## PROVIDED INFORMATION
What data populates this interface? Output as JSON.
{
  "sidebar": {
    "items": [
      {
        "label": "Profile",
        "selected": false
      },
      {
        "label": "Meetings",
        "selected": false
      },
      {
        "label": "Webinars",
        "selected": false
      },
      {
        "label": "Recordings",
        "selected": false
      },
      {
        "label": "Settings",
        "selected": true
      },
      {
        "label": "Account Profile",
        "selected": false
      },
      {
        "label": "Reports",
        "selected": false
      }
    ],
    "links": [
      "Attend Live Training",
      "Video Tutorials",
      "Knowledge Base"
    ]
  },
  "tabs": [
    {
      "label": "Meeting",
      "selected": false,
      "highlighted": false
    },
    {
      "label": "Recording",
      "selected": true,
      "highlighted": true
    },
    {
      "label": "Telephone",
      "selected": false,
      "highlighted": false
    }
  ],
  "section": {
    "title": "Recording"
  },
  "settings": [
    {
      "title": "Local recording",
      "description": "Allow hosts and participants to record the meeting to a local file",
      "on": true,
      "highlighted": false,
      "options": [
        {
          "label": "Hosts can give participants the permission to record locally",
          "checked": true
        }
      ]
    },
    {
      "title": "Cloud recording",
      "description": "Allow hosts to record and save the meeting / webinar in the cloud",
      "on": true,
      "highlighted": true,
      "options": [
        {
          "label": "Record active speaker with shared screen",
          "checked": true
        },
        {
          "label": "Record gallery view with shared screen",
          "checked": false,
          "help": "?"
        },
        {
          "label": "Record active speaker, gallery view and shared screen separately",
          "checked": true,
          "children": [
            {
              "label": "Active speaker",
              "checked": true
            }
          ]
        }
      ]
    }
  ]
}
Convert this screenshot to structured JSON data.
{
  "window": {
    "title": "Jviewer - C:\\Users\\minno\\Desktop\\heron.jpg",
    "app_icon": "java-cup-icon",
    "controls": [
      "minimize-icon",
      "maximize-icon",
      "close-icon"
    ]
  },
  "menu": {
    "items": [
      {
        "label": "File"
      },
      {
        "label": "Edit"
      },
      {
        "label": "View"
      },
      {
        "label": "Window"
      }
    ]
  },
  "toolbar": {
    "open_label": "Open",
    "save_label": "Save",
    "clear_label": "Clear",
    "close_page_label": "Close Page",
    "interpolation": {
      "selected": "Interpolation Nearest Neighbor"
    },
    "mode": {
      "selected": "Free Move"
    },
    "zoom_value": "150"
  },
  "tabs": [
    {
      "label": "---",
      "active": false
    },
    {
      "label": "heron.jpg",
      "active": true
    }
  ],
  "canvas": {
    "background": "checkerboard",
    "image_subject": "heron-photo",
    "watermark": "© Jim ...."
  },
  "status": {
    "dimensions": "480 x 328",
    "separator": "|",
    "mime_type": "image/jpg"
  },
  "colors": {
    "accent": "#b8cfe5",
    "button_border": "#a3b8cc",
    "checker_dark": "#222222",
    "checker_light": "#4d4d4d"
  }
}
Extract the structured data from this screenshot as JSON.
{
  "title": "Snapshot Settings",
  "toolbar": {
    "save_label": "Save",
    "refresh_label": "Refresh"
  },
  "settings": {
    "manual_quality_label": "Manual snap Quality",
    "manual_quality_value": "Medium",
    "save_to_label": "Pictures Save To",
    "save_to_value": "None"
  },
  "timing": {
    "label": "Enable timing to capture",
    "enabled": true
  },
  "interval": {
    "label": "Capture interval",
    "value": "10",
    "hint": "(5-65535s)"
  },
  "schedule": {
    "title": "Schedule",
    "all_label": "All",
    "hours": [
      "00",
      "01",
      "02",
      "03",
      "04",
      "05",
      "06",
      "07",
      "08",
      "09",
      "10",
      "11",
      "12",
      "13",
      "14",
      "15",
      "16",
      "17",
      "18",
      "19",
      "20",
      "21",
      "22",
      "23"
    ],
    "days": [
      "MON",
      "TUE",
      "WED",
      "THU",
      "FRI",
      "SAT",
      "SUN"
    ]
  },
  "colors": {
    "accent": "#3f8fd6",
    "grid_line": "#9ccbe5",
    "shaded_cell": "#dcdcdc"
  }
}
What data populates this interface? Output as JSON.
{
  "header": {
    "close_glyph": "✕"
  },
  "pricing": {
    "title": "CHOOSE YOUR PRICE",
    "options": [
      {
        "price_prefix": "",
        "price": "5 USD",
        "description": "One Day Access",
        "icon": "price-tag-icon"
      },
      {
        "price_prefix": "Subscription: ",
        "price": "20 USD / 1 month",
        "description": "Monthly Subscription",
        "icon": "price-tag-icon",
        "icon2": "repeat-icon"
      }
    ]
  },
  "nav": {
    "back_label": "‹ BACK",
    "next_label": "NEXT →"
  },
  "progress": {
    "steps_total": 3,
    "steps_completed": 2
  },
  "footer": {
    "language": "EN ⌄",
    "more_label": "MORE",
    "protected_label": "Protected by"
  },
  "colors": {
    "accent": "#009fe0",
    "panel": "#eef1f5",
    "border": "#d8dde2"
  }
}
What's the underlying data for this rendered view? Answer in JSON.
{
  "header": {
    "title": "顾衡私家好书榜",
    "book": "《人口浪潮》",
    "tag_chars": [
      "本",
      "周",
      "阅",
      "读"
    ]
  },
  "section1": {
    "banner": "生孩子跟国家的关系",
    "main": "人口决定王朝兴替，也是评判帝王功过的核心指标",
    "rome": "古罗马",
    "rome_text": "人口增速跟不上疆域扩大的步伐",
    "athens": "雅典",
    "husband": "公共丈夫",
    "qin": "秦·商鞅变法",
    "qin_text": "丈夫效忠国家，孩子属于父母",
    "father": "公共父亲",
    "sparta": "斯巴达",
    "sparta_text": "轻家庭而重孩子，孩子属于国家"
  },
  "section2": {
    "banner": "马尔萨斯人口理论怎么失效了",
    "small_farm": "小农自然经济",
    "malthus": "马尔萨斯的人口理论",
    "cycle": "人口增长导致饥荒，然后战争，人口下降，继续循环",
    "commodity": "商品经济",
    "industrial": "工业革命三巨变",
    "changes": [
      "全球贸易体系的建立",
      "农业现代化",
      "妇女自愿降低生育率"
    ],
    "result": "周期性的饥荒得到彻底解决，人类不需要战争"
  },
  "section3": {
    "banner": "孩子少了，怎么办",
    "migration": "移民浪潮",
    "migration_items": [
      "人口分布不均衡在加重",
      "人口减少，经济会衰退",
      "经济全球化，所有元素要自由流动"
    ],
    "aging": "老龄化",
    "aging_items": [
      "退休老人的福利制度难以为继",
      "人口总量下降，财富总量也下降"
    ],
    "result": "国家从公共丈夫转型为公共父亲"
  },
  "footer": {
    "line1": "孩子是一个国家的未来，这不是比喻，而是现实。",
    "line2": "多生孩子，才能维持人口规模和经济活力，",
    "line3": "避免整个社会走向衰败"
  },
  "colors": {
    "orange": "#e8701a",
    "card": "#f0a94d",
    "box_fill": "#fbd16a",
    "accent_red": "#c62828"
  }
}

## WHAT THE TASK ASKS
Every record above needs to be repeated word for word.

## REPLY TO THE EXERCISE
What data populates this interface? Output as JSON.
{
  "sidebar": {
    "items": [
      {
        "label": "Profile",
        "selected": false
      },
      {
        "label": "Meetings",
        "selected": false
      },
      {
        "label": "Webinars",
        "selected": false
      },
      {
        "label": "Recordings",
        "selected": false
      },
      {
        "label": "Settings",
        "selected": true
      },
      {
        "label": "Account Profile",
        "selected": false
      },
      {
        "label": "Reports",
        "selected": false
      }
    ],
    "links": [
      "Attend Live Training",
      "Video Tutorials",
      "Knowledge Base"
    ]
  },
  "tabs": [
    {
      "label": "Meeting",
      "selected": false,
      "highlighted": false
    },
    {
      "label": "Recording",
      "selected": true,
      "highlighted": true
    },
    {
      "label": "Telephone",
      "selected": false,
      "highlighted": false
    }
  ],
  "section": {
    "title": "Recording"
  },
  "settings": [
    {
      "title": "Local recording",
      "description": "Allow hosts and participants to record the meeting to a local file",
      "on": true,
      "highlighted": false,
      "options": [
        {
          "label": "Hosts can give participants the permission to record locally",
          "checked": true
        }
      ]
    },
    {
      "title": "Cloud recording",
      "description": "Allow hosts to record and save the meeting / webinar in the cloud",
      "on": true,
      "highlighted": true,
      "options": [
        {
          "label": "Record active speaker with shared screen",
          "checked": true
        },
        {
          "label": "Record gallery view with shared screen",
          "checked": false,
          "help": "?"
        },
        {
          "label": "Record active speaker, gallery view and shared screen separately",
          "checked": true,
          "children": [
            {
              "label": "Active speaker",
              "checked": true
            }
          ]
        }
      ]
    }
  ]
}
Convert this screenshot to structured JSON data.
{
  "window": {
    "title": "Jviewer - C:\\Users\\minno\\Desktop\\heron.jpg",
    "app_icon": "java-cup-icon",
    "controls": [
      "minimize-icon",
      "maximize-icon",
      "close-icon"
    ]
  },
  "menu": {
    "items": [
      {
        "label": "File"
      },
      {
        "label": "Edit"
      },
      {
        "label": "View"
      },
      {
        "label": "Window"
      }
    ]
  },
  "toolbar": {
    "open_label": "Open",
    "save_label": "Save",
    "clear_label": "Clear",
    "close_page_label": "Close Page",
    "interpolation": {
      "selected": "Interpolation Nearest Neighbor"
    },
    "mode": {
      "selected": "Free Move"
    },
    "zoom_value": "150"
  },
  "tabs": [
    {
      "label": "---",
      "active": false
    },
    {
      "label": "heron.jpg",
      "active": true
    }
  ],
  "canvas": {
    "background": "checkerboard",
    "image_subject": "heron-photo",
    "watermark": "© Jim ...."
  },
  "status": {
    "dimensions": "480 x 328",
    "separator": "|",
    "mime_type": "image/jpg"
  },
  "colors": {
    "accent": "#b8cfe5",
    "button_border": "#a3b8cc",
    "checker_dark": "#222222",
    "checker_light": "#4d4d4d"
  }
}
Extract the structured data from this screenshot as JSON.
{
  "title": "Snapshot Settings",
  "toolbar": {
    "save_label": "Save",
    "refresh_label": "Refresh"
  },
  "settings": {
    "manual_quality_label": "Manual snap Quality",
    "manual_quality_value": "Medium",
    "save_to_label": "Pictures Save To",
    "save_to_value": "None"
  },
  "timing": {
    "label": "Enable timing to capture",
    "enabled": true
  },
  "interval": {
    "label": "Capture interval",
    "value": "10",
    "hint": "(5-65535s)"
  },
  "schedule": {
    "title": "Schedule",
    "all_label": "All",
    "hours": [
      "00",
      "01",
      "02",
      "03",
      "04",
      "05",
      "06",
      "07",
      "08",
      "09",
      "10",
      "11",
      "12",
      "13",
      "14",
      "15",
      "16",
      "17",
      "18",
      "19",
      "20",
      "21",
      "22",
      "23"
    ],
    "days": [
      "MON",
      "TUE",
      "WED",
      "THU",
      "FRI",
      "SAT",
      "SUN"
    ]
  },
  "colors": {
    "accent": "#3f8fd6",
    "grid_line": "#9ccbe5",
    "shaded_cell": "#dcdcdc"
  }
}
What data populates this interface? Output as JSON.
{
  "header": {
    "close_glyph": "✕"
  },
  "pricing": {
    "title": "CHOOSE YOUR PRICE",
    "options": [
      {
        "price_prefix": "",
        "price": "5 USD",
        "description": "One Day Access",
        "icon": "price-tag-icon"
      },
      {
        "price_prefix": "Subscription: ",
        "price": "20 USD / 1 month",
        "description": "Monthly Subscription",
        "icon": "price-tag-icon",
        "icon2": "repeat-icon"
      }
    ]
  },
  "nav": {
    "back_label": "‹ BACK",
    "next_label": "NEXT →"
  },
  "progress": {
    "steps_total": 3,
    "steps_completed": 2
  },
  "footer": {
    "language": "EN ⌄",
    "more_label": "MORE",
    "protected_label": "Protected by"
  },
  "colors": {
    "accent": "#009fe0",
    "panel": "#eef1f5",
    "border": "#d8dde2"
  }
}
What's the underlying data for this rendered view? Answer in JSON.
{
  "header": {
    "title": "顾衡私家好书榜",
    "book": "《人口浪潮》",
    "tag_chars": [
      "本",
      "周",
      "阅",
      "读"
    ]
  },
  "section1": {
    "banner": "生孩子跟国家的关系",
    "main": "人口决定王朝兴替，也是评判帝王功过的核心指标",
    "rome": "古罗马",
    "rome_text": "人口增速跟不上疆域扩大的步伐",
    "athens": "雅典",
    "husband": "公共丈夫",
    "qin": "秦·商鞅变法",
    "qin_text": "丈夫效忠国家，孩子属于父母",
    "father": "公共父亲",
    "sparta": "斯巴达",
    "sparta_text": "轻家庭而重孩子，孩子属于国家"
  },
  "section2": {
    "banner": "马尔萨斯人口理论怎么失效了",
    "small_farm": "小农自然经济",
    "malthus": "马尔萨斯的人口理论",
    "cycle": "人口增长导致饥荒，然后战争，人口下降，继续循环",
    "commodity": "商品经济",
    "industrial": "工业革命三巨变",
    "changes": [
      "全球贸易体系的建立",
      "农业现代化",
      "妇女自愿降低生育率"
    ],
    "result": "周期性的饥荒得到彻底解决，人类不需要战争"
  },
  "section3": {
    "banner": "孩子少了，怎么办",
    "migration": "移民浪潮",
    "migration_items": [
      "人口分布不均衡在加重",
      "人口减少，经济会衰退",
      "经济全球化，所有元素要自由流动"
    ],
    "aging": "老龄化",
    "aging_items": [
      "退休老人的福利制度难以为继",
      "人口总量下降，财富总量也下降"
    ],
    "result": "国家从公共丈夫转型为公共父亲"
  },
  "footer": {
    "line1": "孩子是一个国家的未来，这不是比喻，而是现实。",
    "line2": "多生孩子，才能维持人口规模和经济活力，",
    "line3": "避免整个社会走向衰败"
  },
  "colors": {
    "orange": "#e8701a",
    "card": "#f0a94d",
    "box_fill": "#fbd16a",
    "accent_red": "#c62828"
  }
}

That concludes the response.